++++ EXTRACTED RECORDS

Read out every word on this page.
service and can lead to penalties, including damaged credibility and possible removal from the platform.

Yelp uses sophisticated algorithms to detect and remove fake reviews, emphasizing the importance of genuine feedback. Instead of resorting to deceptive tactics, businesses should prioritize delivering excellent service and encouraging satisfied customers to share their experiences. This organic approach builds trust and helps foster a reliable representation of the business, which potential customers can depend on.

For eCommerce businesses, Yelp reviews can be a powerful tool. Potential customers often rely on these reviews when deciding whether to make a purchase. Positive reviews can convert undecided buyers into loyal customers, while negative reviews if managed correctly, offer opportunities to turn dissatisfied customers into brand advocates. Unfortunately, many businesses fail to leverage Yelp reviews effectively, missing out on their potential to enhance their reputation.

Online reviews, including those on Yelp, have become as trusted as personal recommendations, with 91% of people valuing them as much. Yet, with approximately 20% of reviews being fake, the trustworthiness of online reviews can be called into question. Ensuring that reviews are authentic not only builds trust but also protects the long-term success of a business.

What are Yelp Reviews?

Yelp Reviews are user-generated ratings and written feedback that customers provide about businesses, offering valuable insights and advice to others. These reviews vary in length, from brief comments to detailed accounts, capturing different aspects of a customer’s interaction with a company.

++++++++
++++ EXTRACTED RECORDS

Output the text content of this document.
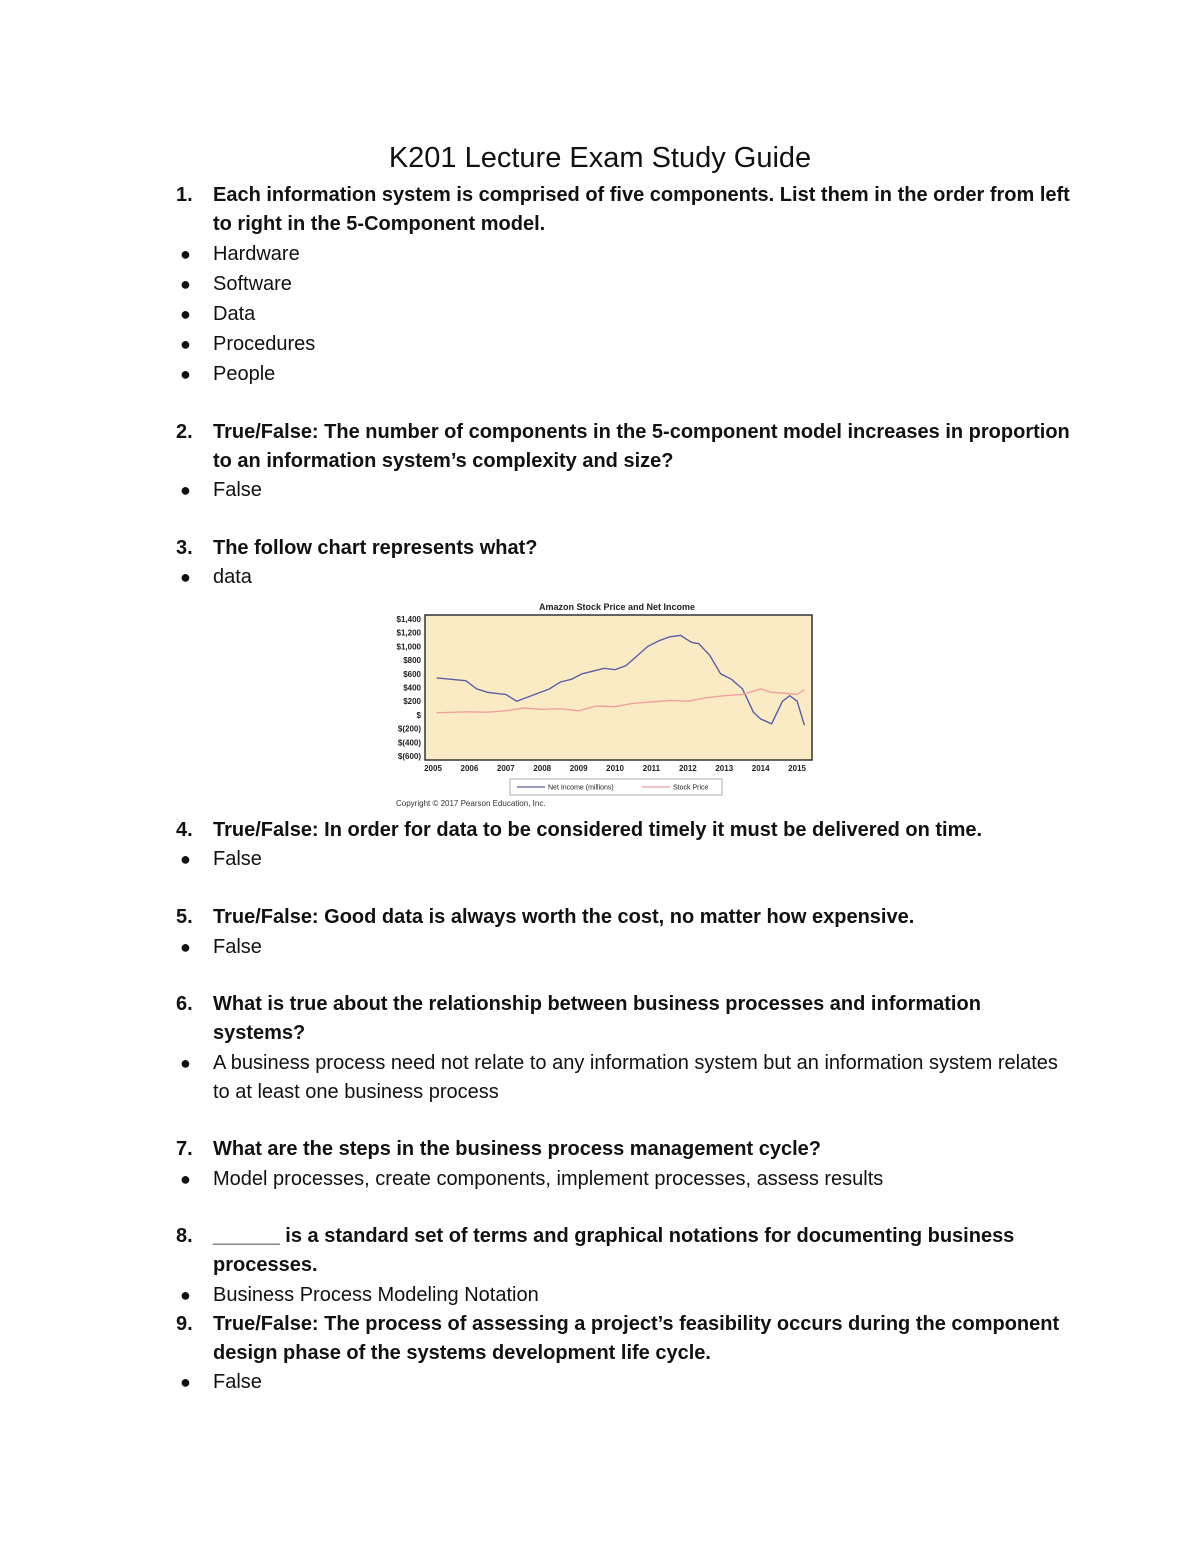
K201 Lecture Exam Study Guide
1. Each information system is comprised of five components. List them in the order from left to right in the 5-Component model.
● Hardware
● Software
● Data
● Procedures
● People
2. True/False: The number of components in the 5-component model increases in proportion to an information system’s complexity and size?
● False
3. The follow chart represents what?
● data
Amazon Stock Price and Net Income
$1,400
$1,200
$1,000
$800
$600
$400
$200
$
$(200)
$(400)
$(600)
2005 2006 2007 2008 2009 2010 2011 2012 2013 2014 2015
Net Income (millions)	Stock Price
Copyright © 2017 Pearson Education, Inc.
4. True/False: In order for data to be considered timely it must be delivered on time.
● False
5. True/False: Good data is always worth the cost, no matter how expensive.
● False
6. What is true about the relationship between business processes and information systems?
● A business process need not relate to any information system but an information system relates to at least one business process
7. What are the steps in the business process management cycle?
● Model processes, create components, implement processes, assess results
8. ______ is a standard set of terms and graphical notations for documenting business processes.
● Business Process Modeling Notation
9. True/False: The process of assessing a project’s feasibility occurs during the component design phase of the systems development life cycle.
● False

++++++++
++++ EXTRACTED RECORDS

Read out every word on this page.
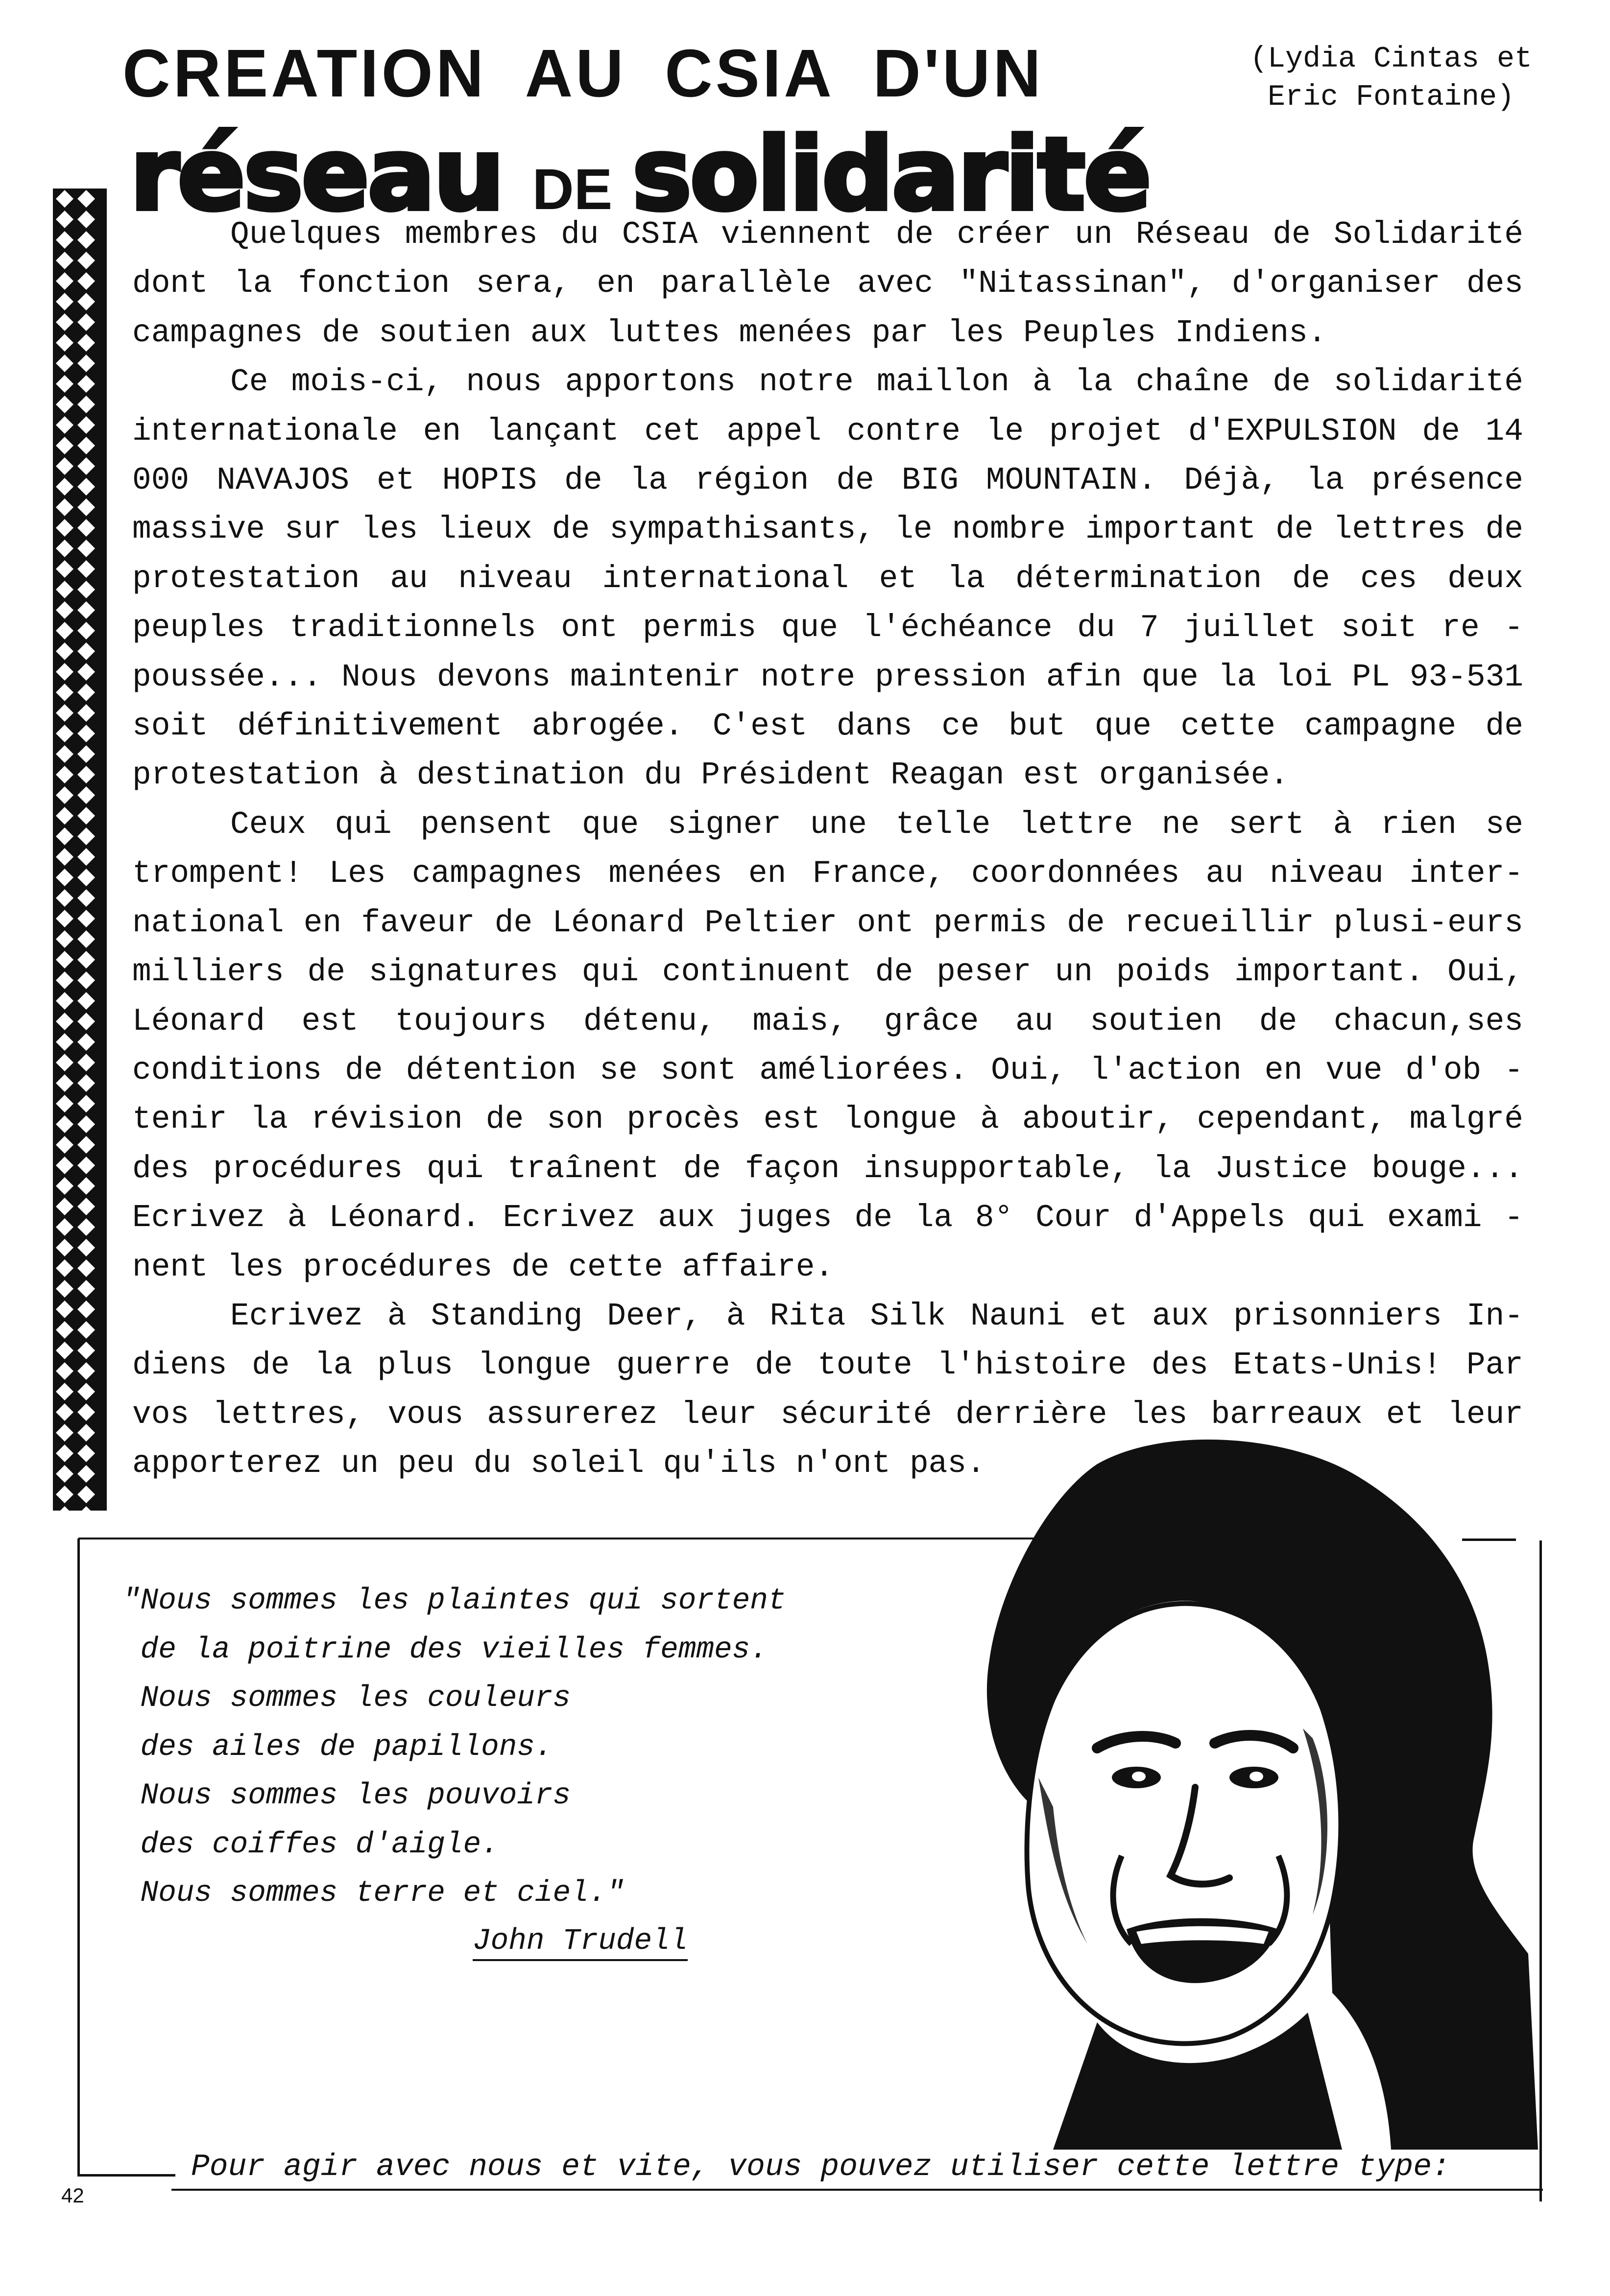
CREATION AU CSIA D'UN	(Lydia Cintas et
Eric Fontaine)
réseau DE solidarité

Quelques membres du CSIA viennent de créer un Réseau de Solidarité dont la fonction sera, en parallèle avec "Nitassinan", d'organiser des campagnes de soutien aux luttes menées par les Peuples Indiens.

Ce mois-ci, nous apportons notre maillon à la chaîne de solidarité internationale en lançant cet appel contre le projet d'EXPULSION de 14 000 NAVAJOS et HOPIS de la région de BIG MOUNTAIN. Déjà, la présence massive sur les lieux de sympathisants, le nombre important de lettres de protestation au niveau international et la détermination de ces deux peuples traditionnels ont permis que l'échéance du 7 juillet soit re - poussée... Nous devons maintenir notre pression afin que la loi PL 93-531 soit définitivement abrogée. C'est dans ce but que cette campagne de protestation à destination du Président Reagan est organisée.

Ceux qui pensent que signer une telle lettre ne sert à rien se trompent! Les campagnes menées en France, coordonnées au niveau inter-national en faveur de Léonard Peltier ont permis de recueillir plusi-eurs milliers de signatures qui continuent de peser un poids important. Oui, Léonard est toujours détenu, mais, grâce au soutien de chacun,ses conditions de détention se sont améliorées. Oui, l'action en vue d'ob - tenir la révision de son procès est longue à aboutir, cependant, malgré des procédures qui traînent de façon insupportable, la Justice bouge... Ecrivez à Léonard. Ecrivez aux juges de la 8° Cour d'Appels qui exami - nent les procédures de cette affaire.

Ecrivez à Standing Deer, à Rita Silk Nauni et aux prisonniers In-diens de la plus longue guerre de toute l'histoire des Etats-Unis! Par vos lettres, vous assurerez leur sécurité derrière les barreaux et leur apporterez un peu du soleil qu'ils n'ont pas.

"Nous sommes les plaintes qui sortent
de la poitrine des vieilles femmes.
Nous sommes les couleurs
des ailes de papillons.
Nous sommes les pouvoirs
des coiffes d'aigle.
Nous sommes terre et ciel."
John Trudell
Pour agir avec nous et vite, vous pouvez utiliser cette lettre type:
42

++++++++

:: PROBLEM TO WORK ON ::
Copy each line of the entries that includes the word "Income".

:: FULL OUTPUT ::
Amazon Stock Price and Net Income
Net Income (millions)	Stock Price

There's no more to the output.